§ **Your task**: Give back each entry unchanged, minus pictures.

Start of Records for the exercise

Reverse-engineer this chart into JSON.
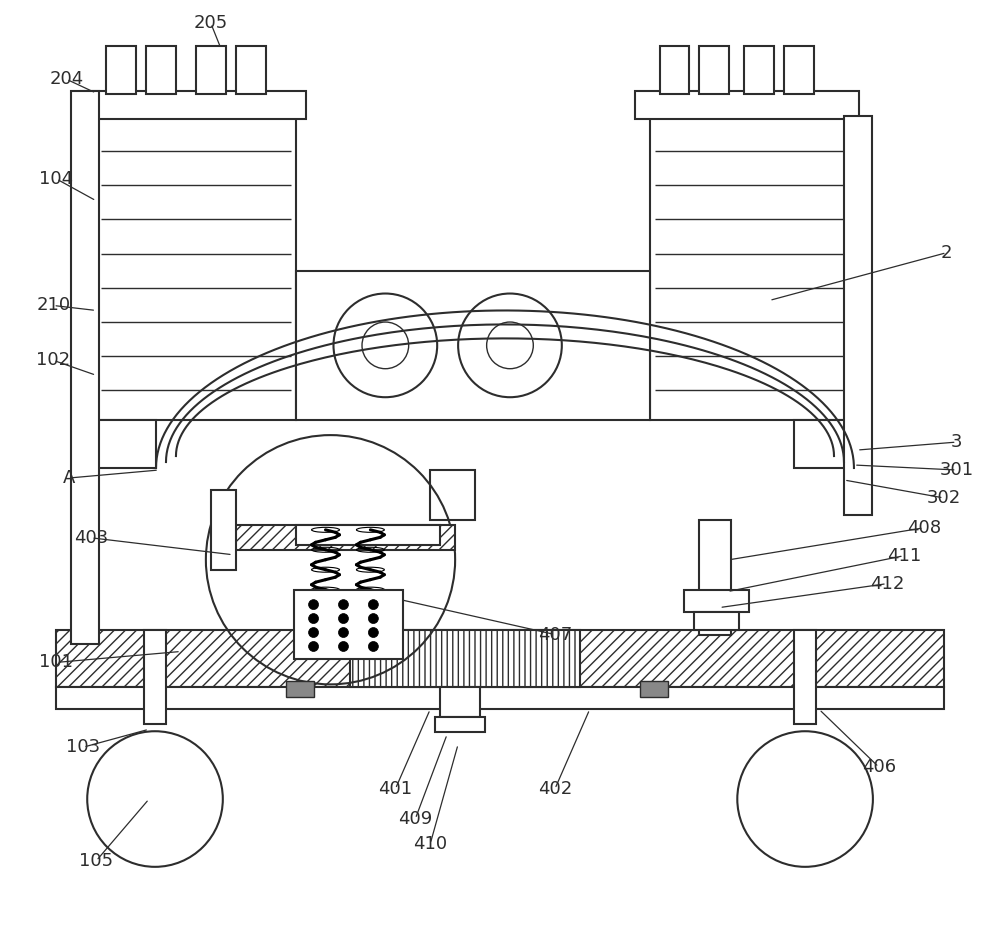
{
  "bg_color": "#ffffff",
  "lc": "#2d2d2d",
  "lw": 1.5,
  "tlw": 1.0
}
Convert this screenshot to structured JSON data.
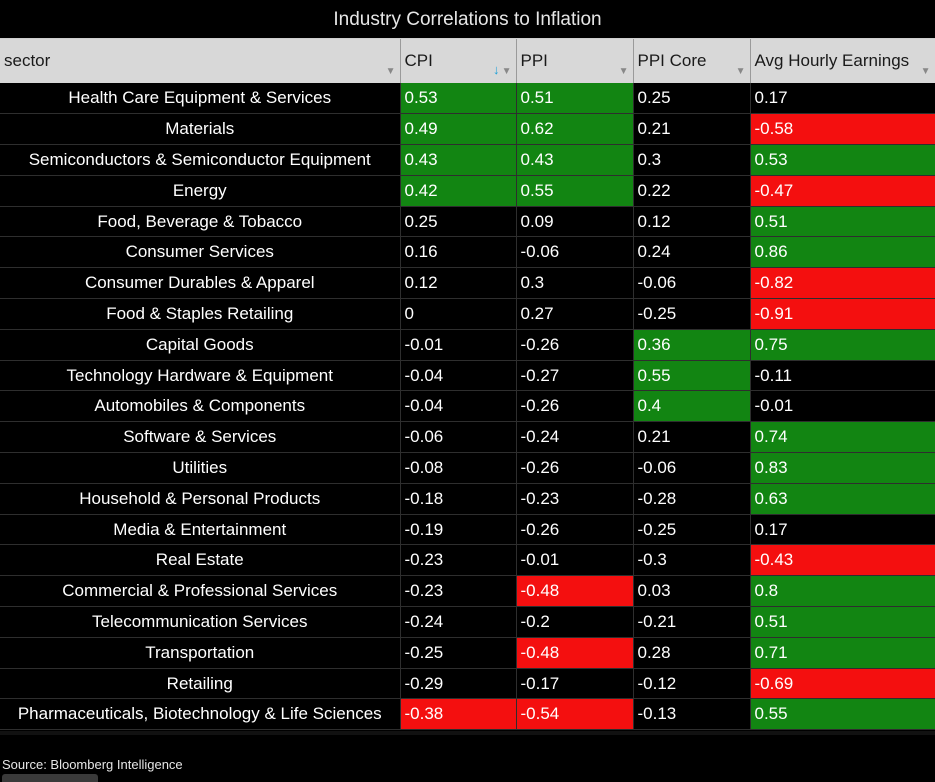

End of Records for the exercise

§ **Full solution**:
Reverse-engineer this chart into JSON.
{
  "bg_color": "#ffffff",
  "lc": "#2d2d2d",
  "lw": 1.5,
  "tlw": 1.0
}
Convert this screenshot to structured JSON data.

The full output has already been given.